(Extracted text)
MatterBeam

For balance purposes, the reactors do not produce electric charge directly, and for simplicity's sake, they do not throttle down.

I will update the kerbalstuff page.

I think this is true if all reactors tried to achieve the same power output, but in this case, they do not. A higher temperture 800MW reactor generates less waste heat, a lower temperature 800MW reactor is less efficient.In general, I try to make lower temperature reactors also produce less power, so that they follow a more intuitive pattern for the player. USI reactors produce electric charge, so their output has to be scaled against the 1 to 100ec/s consumption of most parts. USI Core's 2.5m reactor produces 1550ec/s, enough to power several colonies, but if 1ec/s:1kW, it is actually very weak. The converters are instructed to dump excess, so they are continuously on.
(End Extracted text)
(Information given)
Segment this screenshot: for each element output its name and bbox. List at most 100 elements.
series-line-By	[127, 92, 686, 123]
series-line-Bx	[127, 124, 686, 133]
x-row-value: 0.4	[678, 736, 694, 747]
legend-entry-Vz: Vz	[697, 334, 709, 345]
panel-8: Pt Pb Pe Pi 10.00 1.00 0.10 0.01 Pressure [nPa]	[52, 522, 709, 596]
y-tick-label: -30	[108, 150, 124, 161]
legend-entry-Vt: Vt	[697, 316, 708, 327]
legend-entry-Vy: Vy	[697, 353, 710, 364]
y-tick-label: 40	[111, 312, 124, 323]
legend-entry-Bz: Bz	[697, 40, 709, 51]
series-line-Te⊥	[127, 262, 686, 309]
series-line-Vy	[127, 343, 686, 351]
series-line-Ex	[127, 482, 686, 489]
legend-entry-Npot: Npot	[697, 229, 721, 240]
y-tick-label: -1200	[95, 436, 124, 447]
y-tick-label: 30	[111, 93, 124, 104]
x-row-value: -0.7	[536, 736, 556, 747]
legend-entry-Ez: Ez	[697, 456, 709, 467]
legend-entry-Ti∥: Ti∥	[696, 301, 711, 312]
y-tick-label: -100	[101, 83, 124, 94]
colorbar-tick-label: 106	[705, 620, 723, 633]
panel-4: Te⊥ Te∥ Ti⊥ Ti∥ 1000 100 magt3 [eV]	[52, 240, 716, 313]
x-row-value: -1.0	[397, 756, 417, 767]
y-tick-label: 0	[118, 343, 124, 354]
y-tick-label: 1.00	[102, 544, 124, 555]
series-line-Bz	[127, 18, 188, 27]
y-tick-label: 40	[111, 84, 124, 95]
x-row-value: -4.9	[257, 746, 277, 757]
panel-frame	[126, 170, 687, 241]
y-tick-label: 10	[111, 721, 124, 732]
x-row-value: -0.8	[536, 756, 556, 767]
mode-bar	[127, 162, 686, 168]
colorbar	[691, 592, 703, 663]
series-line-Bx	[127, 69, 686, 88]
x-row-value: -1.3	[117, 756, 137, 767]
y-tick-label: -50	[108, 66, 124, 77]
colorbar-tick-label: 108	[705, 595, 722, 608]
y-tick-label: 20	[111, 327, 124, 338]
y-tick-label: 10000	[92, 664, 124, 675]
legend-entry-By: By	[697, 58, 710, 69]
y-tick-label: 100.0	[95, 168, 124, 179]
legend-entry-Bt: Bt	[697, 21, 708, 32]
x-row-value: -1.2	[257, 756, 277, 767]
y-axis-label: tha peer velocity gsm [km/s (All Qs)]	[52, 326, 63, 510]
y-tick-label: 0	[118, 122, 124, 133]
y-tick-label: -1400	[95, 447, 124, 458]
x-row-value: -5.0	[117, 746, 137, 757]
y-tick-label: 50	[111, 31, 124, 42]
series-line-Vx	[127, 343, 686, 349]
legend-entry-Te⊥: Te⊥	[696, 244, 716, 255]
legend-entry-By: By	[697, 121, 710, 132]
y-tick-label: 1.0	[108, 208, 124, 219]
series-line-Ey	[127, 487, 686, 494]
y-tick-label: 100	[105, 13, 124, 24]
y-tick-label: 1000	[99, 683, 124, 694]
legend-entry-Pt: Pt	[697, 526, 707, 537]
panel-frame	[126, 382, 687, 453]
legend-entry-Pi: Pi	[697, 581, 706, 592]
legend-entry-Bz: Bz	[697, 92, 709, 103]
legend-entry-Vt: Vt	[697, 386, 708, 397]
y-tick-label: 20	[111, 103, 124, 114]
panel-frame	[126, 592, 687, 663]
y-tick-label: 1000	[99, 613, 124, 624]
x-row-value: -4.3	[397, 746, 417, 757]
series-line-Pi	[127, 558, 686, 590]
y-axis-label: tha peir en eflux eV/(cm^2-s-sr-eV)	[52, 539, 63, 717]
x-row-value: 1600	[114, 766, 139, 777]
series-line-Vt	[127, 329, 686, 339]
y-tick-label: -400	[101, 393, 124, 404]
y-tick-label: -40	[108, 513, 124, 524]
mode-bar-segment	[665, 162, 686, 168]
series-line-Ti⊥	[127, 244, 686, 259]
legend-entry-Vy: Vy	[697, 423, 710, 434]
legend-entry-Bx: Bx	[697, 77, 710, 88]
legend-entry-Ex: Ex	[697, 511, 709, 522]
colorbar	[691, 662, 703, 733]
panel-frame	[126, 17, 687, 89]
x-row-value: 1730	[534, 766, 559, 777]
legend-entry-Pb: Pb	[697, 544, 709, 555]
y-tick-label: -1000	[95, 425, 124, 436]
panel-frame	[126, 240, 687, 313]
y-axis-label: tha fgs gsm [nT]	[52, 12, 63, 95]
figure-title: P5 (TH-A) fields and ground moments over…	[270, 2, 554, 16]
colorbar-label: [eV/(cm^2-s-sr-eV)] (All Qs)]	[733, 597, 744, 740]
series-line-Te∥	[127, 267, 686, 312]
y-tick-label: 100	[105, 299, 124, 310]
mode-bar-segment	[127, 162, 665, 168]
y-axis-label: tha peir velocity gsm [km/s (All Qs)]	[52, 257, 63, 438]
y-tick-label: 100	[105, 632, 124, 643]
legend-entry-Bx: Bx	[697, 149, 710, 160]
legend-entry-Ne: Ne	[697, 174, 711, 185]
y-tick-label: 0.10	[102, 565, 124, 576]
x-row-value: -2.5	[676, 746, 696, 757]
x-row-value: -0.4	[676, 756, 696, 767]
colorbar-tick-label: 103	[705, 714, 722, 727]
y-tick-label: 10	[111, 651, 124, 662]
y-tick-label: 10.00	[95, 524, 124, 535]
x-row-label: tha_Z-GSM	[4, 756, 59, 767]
(End Information given)
What you need to do: Please continue the forum post about reactor output and waste heat from where it stops.

Answer to the problem:
I'm going forward using empirical data, since the calculated waste heat would number in the 767MW/1534000000000 temperaturemultiplier units. I've got the solid core and gasseous core behaving correctly now. The only problem comes with the interactions between time warp and radiators. For example, placing two large deployable radiators on the gaseous core in physics warp stabilizes it at 360K. At 100x timewarp, it reaches the realistic 1350K I was aiming for. 1000x stops thermal calculations up to 10000x.... but returning from 10000x leaves all parts very cool, but the reactor core loaded with energy. As in, it jumps to 10000K+. If the 4000K shutoff wasn't in place, that heat would transfer to the part and make everything explode. I had to mash the 'start reactor' button for the core heat to dissipate and for the regular heat mechanisms to take over.

Thank you for the support.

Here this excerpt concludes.